> [TASK DETAILS]:
Convert each row below into a JSON list of strings, one string per line, leaving out blank lines.

> [RECORD EXTRACTS]:
— begin —

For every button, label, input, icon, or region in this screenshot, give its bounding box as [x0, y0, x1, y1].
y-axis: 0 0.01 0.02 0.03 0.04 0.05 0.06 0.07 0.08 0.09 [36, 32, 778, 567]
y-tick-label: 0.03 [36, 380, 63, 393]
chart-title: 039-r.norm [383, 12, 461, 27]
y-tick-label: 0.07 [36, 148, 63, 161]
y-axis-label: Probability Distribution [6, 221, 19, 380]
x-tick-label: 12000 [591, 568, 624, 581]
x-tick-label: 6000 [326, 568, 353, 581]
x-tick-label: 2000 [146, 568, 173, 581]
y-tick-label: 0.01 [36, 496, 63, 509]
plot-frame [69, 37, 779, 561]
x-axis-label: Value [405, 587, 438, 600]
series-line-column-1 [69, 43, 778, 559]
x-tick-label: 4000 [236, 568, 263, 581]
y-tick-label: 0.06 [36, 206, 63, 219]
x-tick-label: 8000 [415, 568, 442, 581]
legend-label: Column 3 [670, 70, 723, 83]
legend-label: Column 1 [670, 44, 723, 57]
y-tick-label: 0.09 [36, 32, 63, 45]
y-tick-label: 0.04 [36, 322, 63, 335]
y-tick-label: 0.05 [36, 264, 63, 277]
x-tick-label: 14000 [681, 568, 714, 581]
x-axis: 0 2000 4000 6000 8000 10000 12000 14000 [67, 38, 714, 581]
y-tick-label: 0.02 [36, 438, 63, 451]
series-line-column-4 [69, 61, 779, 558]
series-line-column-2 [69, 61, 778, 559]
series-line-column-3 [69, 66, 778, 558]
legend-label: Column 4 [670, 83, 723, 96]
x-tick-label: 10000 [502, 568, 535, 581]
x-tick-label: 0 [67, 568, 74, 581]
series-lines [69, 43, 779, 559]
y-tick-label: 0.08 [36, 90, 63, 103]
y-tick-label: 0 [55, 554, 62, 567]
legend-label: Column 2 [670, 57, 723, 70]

— end —

> [RESPONSE TO THIS TASK]:
[
  "For every button, label, input, icon, or region in this screenshot, give its bounding box as [x0, y0, x1, y1].",
  "y-axis: 0 0.01 0.02 0.03 0.04 0.05 0.06 0.07 0.08 0.09 [36, 32, 778, 567]",
  "y-tick-label: 0.03 [36, 380, 63, 393]",
  "chart-title: 039-r.norm [383, 12, 461, 27]",
  "y-tick-label: 0.07 [36, 148, 63, 161]",
  "y-axis-label: Probability Distribution [6, 221, 19, 380]",
  "x-tick-label: 12000 [591, 568, 624, 581]",
  "x-tick-label: 6000 [326, 568, 353, 581]",
  "x-tick-label: 2000 [146, 568, 173, 581]",
  "y-tick-label: 0.01 [36, 496, 63, 509]",
  "plot-frame [69, 37, 779, 561]",
  "x-axis-label: Value [405, 587, 438, 600]",
  "series-line-column-1 [69, 43, 778, 559]",
  "x-tick-label: 4000 [236, 568, 263, 581]",
  "y-tick-label: 0.06 [36, 206, 63, 219]",
  "x-tick-label: 8000 [415, 568, 442, 581]",
  "legend-label: Column 3 [670, 70, 723, 83]",
  "legend-label: Column 1 [670, 44, 723, 57]",
  "y-tick-label: 0.09 [36, 32, 63, 45]",
  "y-tick-label: 0.04 [36, 322, 63, 335]",
  "y-tick-label: 0.05 [36, 264, 63, 277]",
  "x-tick-label: 14000 [681, 568, 714, 581]",
  "x-axis: 0 2000 4000 6000 8000 10000 12000 14000 [67, 38, 714, 581]",
  "y-tick-label: 0.02 [36, 438, 63, 451]",
  "series-line-column-4 [69, 61, 779, 558]",
  "series-line-column-2 [69, 61, 778, 559]",
  "series-line-column-3 [69, 66, 778, 558]",
  "legend-label: Column 4 [670, 83, 723, 96]",
  "x-tick-label: 10000 [502, 568, 535, 581]",
  "x-tick-label: 0 [67, 568, 74, 581]",
  "series-lines [69, 43, 779, 559]",
  "y-tick-label: 0.08 [36, 90, 63, 103]",
  "y-tick-label: 0 [55, 554, 62, 567]",
  "legend-label: Column 2 [670, 57, 723, 70]"
]